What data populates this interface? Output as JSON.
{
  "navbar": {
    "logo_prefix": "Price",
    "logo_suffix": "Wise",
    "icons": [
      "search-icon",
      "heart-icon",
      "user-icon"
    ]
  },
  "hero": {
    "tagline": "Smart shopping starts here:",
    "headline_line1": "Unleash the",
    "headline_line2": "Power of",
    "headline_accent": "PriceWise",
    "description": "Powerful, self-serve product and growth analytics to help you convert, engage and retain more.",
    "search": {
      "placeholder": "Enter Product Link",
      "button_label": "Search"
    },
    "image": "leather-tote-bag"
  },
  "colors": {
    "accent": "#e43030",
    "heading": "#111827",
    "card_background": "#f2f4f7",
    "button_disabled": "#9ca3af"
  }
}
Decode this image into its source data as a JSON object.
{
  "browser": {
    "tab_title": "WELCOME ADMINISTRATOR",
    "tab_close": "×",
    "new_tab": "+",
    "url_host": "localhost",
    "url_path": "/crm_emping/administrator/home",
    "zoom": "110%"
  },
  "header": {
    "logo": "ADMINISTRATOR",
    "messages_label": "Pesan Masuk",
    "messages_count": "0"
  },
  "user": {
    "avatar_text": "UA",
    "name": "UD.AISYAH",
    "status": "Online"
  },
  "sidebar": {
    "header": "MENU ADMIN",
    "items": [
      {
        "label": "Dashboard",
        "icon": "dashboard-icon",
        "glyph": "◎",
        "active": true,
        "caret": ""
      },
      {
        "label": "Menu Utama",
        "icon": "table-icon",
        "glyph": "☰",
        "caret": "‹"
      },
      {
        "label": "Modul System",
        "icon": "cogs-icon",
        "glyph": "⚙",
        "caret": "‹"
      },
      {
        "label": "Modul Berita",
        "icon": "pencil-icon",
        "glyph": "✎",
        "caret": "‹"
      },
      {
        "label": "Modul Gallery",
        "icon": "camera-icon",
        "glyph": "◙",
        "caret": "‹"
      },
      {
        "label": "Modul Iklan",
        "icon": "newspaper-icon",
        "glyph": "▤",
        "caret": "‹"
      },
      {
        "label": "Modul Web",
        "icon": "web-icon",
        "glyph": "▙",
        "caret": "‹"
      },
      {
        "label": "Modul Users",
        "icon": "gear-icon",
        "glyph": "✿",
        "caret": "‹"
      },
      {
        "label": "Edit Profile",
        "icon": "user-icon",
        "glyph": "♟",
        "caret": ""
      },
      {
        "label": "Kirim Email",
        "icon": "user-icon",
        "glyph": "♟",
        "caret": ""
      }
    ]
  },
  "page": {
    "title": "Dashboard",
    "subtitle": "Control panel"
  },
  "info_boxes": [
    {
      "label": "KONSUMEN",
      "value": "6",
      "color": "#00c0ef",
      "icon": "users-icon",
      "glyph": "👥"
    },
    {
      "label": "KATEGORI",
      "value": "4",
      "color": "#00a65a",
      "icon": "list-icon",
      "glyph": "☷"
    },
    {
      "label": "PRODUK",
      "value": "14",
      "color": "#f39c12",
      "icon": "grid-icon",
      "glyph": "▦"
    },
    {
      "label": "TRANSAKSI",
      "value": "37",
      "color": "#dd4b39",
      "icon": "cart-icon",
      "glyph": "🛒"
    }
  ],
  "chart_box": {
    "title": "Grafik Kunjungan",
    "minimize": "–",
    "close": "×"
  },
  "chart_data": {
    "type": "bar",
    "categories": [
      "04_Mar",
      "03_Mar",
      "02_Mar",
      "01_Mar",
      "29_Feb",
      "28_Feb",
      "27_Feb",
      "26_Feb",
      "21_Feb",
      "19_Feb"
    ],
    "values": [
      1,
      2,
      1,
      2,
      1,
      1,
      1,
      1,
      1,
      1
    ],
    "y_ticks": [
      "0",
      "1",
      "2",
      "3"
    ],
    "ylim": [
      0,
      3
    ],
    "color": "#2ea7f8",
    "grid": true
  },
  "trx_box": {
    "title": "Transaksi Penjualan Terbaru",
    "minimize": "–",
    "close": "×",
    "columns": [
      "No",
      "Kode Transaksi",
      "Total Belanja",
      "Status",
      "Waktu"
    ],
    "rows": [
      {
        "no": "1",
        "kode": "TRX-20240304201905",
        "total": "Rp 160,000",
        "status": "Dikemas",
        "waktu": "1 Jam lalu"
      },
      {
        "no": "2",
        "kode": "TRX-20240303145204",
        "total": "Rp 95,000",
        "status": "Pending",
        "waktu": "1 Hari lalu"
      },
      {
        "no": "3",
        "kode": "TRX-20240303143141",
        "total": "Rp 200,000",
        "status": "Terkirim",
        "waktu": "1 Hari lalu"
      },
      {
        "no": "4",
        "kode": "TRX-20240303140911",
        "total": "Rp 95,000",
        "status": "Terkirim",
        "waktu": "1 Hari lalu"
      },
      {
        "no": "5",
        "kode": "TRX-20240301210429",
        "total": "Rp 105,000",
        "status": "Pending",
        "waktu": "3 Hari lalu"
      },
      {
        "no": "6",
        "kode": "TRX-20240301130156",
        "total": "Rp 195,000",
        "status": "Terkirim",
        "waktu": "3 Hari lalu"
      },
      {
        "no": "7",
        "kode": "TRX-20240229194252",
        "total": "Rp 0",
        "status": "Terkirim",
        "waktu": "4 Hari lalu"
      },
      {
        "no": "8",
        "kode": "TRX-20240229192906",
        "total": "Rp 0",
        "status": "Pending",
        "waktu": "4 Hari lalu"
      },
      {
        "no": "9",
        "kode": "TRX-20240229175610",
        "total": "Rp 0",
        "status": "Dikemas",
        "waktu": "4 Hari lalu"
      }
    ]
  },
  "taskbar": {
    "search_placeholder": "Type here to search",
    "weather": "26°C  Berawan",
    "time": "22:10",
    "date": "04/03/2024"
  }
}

- Task objective -
Please reproduce the entire listing, exactly as shown.

- Written response -
What data populates this interface? Output as JSON.
{
  "navbar": {
    "logo_prefix": "Price",
    "logo_suffix": "Wise",
    "icons": [
      "search-icon",
      "heart-icon",
      "user-icon"
    ]
  },
  "hero": {
    "tagline": "Smart shopping starts here:",
    "headline_line1": "Unleash the",
    "headline_line2": "Power of",
    "headline_accent": "PriceWise",
    "description": "Powerful, self-serve product and growth analytics to help you convert, engage and retain more.",
    "search": {
      "placeholder": "Enter Product Link",
      "button_label": "Search"
    },
    "image": "leather-tote-bag"
  },
  "colors": {
    "accent": "#e43030",
    "heading": "#111827",
    "card_background": "#f2f4f7",
    "button_disabled": "#9ca3af"
  }
}
Decode this image into its source data as a JSON object.
{
  "browser": {
    "tab_title": "WELCOME ADMINISTRATOR",
    "tab_close": "×",
    "new_tab": "+",
    "url_host": "localhost",
    "url_path": "/crm_emping/administrator/home",
    "zoom": "110%"
  },
  "header": {
    "logo": "ADMINISTRATOR",
    "messages_label": "Pesan Masuk",
    "messages_count": "0"
  },
  "user": {
    "avatar_text": "UA",
    "name": "UD.AISYAH",
    "status": "Online"
  },
  "sidebar": {
    "header": "MENU ADMIN",
    "items": [
      {
        "label": "Dashboard",
        "icon": "dashboard-icon",
        "glyph": "◎",
        "active": true,
        "caret": ""
      },
      {
        "label": "Menu Utama",
        "icon": "table-icon",
        "glyph": "☰",
        "caret": "‹"
      },
      {
        "label": "Modul System",
        "icon": "cogs-icon",
        "glyph": "⚙",
        "caret": "‹"
      },
      {
        "label": "Modul Berita",
        "icon": "pencil-icon",
        "glyph": "✎",
        "caret": "‹"
      },
      {
        "label": "Modul Gallery",
        "icon": "camera-icon",
        "glyph": "◙",
        "caret": "‹"
      },
      {
        "label": "Modul Iklan",
        "icon": "newspaper-icon",
        "glyph": "▤",
        "caret": "‹"
      },
      {
        "label": "Modul Web",
        "icon": "web-icon",
        "glyph": "▙",
        "caret": "‹"
      },
      {
        "label": "Modul Users",
        "icon": "gear-icon",
        "glyph": "✿",
        "caret": "‹"
      },
      {
        "label": "Edit Profile",
        "icon": "user-icon",
        "glyph": "♟",
        "caret": ""
      },
      {
        "label": "Kirim Email",
        "icon": "user-icon",
        "glyph": "♟",
        "caret": ""
      }
    ]
  },
  "page": {
    "title": "Dashboard",
    "subtitle": "Control panel"
  },
  "info_boxes": [
    {
      "label": "KONSUMEN",
      "value": "6",
      "color": "#00c0ef",
      "icon": "users-icon",
      "glyph": "👥"
    },
    {
      "label": "KATEGORI",
      "value": "4",
      "color": "#00a65a",
      "icon": "list-icon",
      "glyph": "☷"
    },
    {
      "label": "PRODUK",
      "value": "14",
      "color": "#f39c12",
      "icon": "grid-icon",
      "glyph": "▦"
    },
    {
      "label": "TRANSAKSI",
      "value": "37",
      "color": "#dd4b39",
      "icon": "cart-icon",
      "glyph": "🛒"
    }
  ],
  "chart_box": {
    "title": "Grafik Kunjungan",
    "minimize": "–",
    "close": "×"
  },
  "chart_data": {
    "type": "bar",
    "categories": [
      "04_Mar",
      "03_Mar",
      "02_Mar",
      "01_Mar",
      "29_Feb",
      "28_Feb",
      "27_Feb",
      "26_Feb",
      "21_Feb",
      "19_Feb"
    ],
    "values": [
      1,
      2,
      1,
      2,
      1,
      1,
      1,
      1,
      1,
      1
    ],
    "y_ticks": [
      "0",
      "1",
      "2",
      "3"
    ],
    "ylim": [
      0,
      3
    ],
    "color": "#2ea7f8",
    "grid": true
  },
  "trx_box": {
    "title": "Transaksi Penjualan Terbaru",
    "minimize": "–",
    "close": "×",
    "columns": [
      "No",
      "Kode Transaksi",
      "Total Belanja",
      "Status",
      "Waktu"
    ],
    "rows": [
      {
        "no": "1",
        "kode": "TRX-20240304201905",
        "total": "Rp 160,000",
        "status": "Dikemas",
        "waktu": "1 Jam lalu"
      },
      {
        "no": "2",
        "kode": "TRX-20240303145204",
        "total": "Rp 95,000",
        "status": "Pending",
        "waktu": "1 Hari lalu"
      },
      {
        "no": "3",
        "kode": "TRX-20240303143141",
        "total": "Rp 200,000",
        "status": "Terkirim",
        "waktu": "1 Hari lalu"
      },
      {
        "no": "4",
        "kode": "TRX-20240303140911",
        "total": "Rp 95,000",
        "status": "Terkirim",
        "waktu": "1 Hari lalu"
      },
      {
        "no": "5",
        "kode": "TRX-20240301210429",
        "total": "Rp 105,000",
        "status": "Pending",
        "waktu": "3 Hari lalu"
      },
      {
        "no": "6",
        "kode": "TRX-20240301130156",
        "total": "Rp 195,000",
        "status": "Terkirim",
        "waktu": "3 Hari lalu"
      },
      {
        "no": "7",
        "kode": "TRX-20240229194252",
        "total": "Rp 0",
        "status": "Terkirim",
        "waktu": "4 Hari lalu"
      },
      {
        "no": "8",
        "kode": "TRX-20240229192906",
        "total": "Rp 0",
        "status": "Pending",
        "waktu": "4 Hari lalu"
      },
      {
        "no": "9",
        "kode": "TRX-20240229175610",
        "total": "Rp 0",
        "status": "Dikemas",
        "waktu": "4 Hari lalu"
      }
    ]
  },
  "taskbar": {
    "search_placeholder": "Type here to search",
    "weather": "26°C  Berawan",
    "time": "22:10",
    "date": "04/03/2024"
  }
}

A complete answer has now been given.